• [Given exercise]
List all lines of the data containing the word "from".

• [Given information]
##############################

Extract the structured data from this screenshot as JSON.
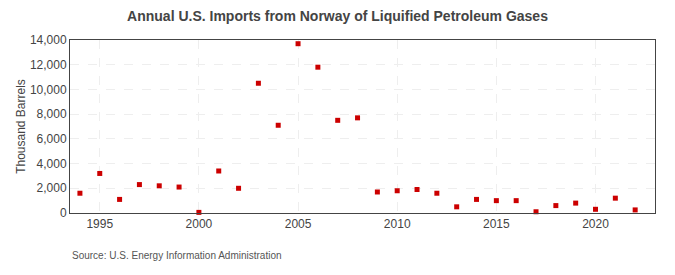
{
  "chart_data": {
    "type": "scatter",
    "title": "Annual U.S. Imports from Norway of Liquified Petroleum Gases",
    "ylabel": "Thousand Barrels",
    "annotations": [
      "Source: U.S. Energy Information Administration"
    ],
    "x": [
      1994,
      1995,
      1996,
      1997,
      1998,
      1999,
      2000,
      2001,
      2002,
      2003,
      2004,
      2005,
      2006,
      2007,
      2008,
      2009,
      2010,
      2011,
      2012,
      2013,
      2014,
      2015,
      2016,
      2017,
      2018,
      2019,
      2020,
      2021,
      2022
    ],
    "values": [
      1600,
      3200,
      1100,
      2300,
      2200,
      2100,
      50,
      3400,
      2000,
      10500,
      7100,
      13700,
      11800,
      7500,
      7700,
      1700,
      1800,
      1900,
      1600,
      500,
      1100,
      1000,
      1000,
      100,
      600,
      800,
      300,
      1200,
      250
    ],
    "color": "#cc0000",
    "marker": "square",
    "xlim": [
      1993.5,
      2023.0
    ],
    "xticks": [
      1995,
      2000,
      2005,
      2010,
      2015,
      2020
    ],
    "ylim": [
      0,
      14000
    ],
    "yticks": [
      0,
      {
        "value": 2000,
        "label": "2,000"
      },
      {
        "value": 4000,
        "label": "4,000"
      },
      {
        "value": 6000,
        "label": "6,000"
      },
      {
        "value": 8000,
        "label": "8,000"
      },
      {
        "value": 10000,
        "label": "10,000"
      },
      {
        "value": 12000,
        "label": "12,000"
      },
      {
        "value": 14000,
        "label": "14,000"
      }
    ],
    "grid": true
  }
}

##############################

• [Output for this exercise]
Extract the structured data from this screenshot as JSON.
    "title": "Annual U.S. Imports from Norway of Liquified Petroleum Gases",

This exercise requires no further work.